SHORT PROBLEM
All of the data should be output character for character, except the pictures.

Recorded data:
━━━━━━━━━━━━━━━━━━━━

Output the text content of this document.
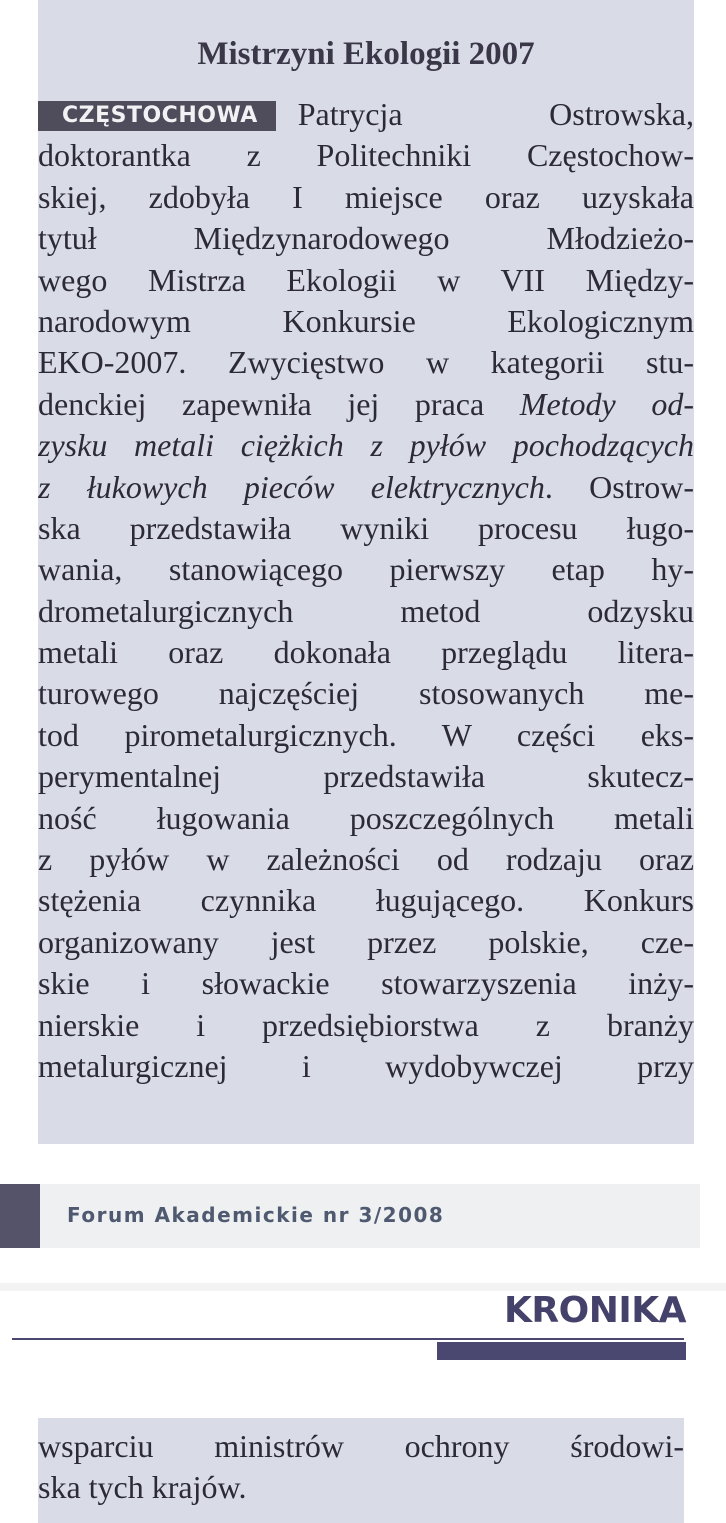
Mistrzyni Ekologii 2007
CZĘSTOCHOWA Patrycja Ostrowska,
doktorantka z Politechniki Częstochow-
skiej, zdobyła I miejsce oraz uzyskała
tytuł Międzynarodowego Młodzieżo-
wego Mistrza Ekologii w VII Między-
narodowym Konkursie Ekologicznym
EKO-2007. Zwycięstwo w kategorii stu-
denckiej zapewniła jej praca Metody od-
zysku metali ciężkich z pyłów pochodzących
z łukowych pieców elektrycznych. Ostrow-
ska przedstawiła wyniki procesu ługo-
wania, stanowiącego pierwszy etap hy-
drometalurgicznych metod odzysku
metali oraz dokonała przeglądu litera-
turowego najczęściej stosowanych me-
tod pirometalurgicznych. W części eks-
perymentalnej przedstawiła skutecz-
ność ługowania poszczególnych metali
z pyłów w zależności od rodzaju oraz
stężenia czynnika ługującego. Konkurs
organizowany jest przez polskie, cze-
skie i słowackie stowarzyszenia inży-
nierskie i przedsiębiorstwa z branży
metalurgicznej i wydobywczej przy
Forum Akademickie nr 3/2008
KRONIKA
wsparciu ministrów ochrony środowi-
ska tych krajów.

━━━━━━━━━━━━━━━━━━━━

RESULT
Output the text content of this document.
Mistrzyni Ekologii 2007
CZĘSTOCHOWA Patrycja Ostrowska,
doktorantka z Politechniki Częstochow-
skiej, zdobyła I miejsce oraz uzyskała
tytuł Międzynarodowego Młodzieżo-
wego Mistrza Ekologii w VII Między-
narodowym Konkursie Ekologicznym
EKO-2007. Zwycięstwo w kategorii stu-
denckiej zapewniła jej praca Metody od-
zysku metali ciężkich z pyłów pochodzących
z łukowych pieców elektrycznych. Ostrow-
ska przedstawiła wyniki procesu ługo-
wania, stanowiącego pierwszy etap hy-
drometalurgicznych metod odzysku
metali oraz dokonała przeglądu litera-
turowego najczęściej stosowanych me-
tod pirometalurgicznych. W części eks-
perymentalnej przedstawiła skutecz-
ność ługowania poszczególnych metali
z pyłów w zależności od rodzaju oraz
stężenia czynnika ługującego. Konkurs
organizowany jest przez polskie, cze-
skie i słowackie stowarzyszenia inży-
nierskie i przedsiębiorstwa z branży
metalurgicznej i wydobywczej przy
Forum Akademickie nr 3/2008
KRONIKA
wsparciu ministrów ochrony środowi-
ska tych krajów.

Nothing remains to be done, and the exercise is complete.